— start INPUT RECORDS —
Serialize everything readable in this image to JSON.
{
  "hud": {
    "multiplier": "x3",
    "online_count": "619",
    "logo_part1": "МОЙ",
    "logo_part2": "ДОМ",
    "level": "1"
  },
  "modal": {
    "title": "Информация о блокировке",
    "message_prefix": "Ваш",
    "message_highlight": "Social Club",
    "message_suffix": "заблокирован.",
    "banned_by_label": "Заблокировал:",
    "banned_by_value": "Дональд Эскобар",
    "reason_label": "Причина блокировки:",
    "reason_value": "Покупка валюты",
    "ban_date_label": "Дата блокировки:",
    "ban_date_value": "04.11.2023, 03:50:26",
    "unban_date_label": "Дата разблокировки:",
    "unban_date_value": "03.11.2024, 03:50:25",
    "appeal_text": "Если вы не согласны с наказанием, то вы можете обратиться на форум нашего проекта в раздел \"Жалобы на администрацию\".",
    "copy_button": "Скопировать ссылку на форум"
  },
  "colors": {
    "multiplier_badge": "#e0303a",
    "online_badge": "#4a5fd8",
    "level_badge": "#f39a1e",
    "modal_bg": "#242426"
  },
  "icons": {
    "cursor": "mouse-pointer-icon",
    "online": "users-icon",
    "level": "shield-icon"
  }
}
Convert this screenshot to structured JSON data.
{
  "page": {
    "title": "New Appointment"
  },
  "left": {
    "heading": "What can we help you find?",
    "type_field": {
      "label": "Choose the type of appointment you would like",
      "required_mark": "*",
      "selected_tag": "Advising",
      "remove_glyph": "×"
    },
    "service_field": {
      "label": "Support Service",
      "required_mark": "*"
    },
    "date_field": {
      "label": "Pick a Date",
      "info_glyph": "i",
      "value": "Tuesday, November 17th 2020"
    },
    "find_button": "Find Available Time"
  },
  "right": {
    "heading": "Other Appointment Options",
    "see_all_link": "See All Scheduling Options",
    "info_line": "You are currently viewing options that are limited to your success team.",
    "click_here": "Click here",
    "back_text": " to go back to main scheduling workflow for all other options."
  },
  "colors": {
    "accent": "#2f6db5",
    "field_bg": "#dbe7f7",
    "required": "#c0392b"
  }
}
— end INPUT RECORDS —
** YOUR TASK **
Output all of the data again. Match it exactly.

** THE OUTPUT **
Serialize everything readable in this image to JSON.
{
  "hud": {
    "multiplier": "x3",
    "online_count": "619",
    "logo_part1": "МОЙ",
    "logo_part2": "ДОМ",
    "level": "1"
  },
  "modal": {
    "title": "Информация о блокировке",
    "message_prefix": "Ваш",
    "message_highlight": "Social Club",
    "message_suffix": "заблокирован.",
    "banned_by_label": "Заблокировал:",
    "banned_by_value": "Дональд Эскобар",
    "reason_label": "Причина блокировки:",
    "reason_value": "Покупка валюты",
    "ban_date_label": "Дата блокировки:",
    "ban_date_value": "04.11.2023, 03:50:26",
    "unban_date_label": "Дата разблокировки:",
    "unban_date_value": "03.11.2024, 03:50:25",
    "appeal_text": "Если вы не согласны с наказанием, то вы можете обратиться на форум нашего проекта в раздел \"Жалобы на администрацию\".",
    "copy_button": "Скопировать ссылку на форум"
  },
  "colors": {
    "multiplier_badge": "#e0303a",
    "online_badge": "#4a5fd8",
    "level_badge": "#f39a1e",
    "modal_bg": "#242426"
  },
  "icons": {
    "cursor": "mouse-pointer-icon",
    "online": "users-icon",
    "level": "shield-icon"
  }
}
Convert this screenshot to structured JSON data.
{
  "page": {
    "title": "New Appointment"
  },
  "left": {
    "heading": "What can we help you find?",
    "type_field": {
      "label": "Choose the type of appointment you would like",
      "required_mark": "*",
      "selected_tag": "Advising",
      "remove_glyph": "×"
    },
    "service_field": {
      "label": "Support Service",
      "required_mark": "*"
    },
    "date_field": {
      "label": "Pick a Date",
      "info_glyph": "i",
      "value": "Tuesday, November 17th 2020"
    },
    "find_button": "Find Available Time"
  },
  "right": {
    "heading": "Other Appointment Options",
    "see_all_link": "See All Scheduling Options",
    "info_line": "You are currently viewing options that are limited to your success team.",
    "click_here": "Click here",
    "back_text": " to go back to main scheduling workflow for all other options."
  },
  "colors": {
    "accent": "#2f6db5",
    "field_bg": "#dbe7f7",
    "required": "#c0392b"
  }
}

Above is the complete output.